[Work instructions] Collect every line that includes the string "market".

============================================================

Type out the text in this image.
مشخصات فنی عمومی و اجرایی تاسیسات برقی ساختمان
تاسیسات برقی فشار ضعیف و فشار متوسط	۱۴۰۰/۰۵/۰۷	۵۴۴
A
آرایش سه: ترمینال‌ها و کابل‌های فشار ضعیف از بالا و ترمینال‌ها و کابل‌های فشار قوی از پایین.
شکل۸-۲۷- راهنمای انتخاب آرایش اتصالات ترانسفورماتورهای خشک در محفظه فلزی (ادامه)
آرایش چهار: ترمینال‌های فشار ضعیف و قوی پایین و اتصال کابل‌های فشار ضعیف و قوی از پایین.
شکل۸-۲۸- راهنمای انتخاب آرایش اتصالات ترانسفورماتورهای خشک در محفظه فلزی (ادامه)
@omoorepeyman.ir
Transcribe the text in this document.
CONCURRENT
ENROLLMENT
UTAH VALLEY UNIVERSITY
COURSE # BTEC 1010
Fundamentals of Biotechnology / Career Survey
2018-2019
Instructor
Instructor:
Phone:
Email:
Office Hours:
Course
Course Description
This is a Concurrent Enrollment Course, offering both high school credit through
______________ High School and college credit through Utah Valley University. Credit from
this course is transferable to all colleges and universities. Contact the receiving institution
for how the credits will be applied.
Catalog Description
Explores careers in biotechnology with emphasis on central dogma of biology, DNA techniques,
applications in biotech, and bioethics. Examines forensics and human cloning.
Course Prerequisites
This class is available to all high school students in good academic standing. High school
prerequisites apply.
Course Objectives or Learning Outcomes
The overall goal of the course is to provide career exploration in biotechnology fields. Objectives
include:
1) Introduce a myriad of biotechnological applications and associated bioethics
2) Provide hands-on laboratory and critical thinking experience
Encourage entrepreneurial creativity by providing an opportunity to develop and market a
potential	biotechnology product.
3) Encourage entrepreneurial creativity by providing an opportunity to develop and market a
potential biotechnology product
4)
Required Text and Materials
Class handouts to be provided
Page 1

============================================================

[Written response]
Encourage entrepreneurial creativity by providing an opportunity to develop and market a
3) Encourage entrepreneurial creativity by providing an opportunity to develop and market a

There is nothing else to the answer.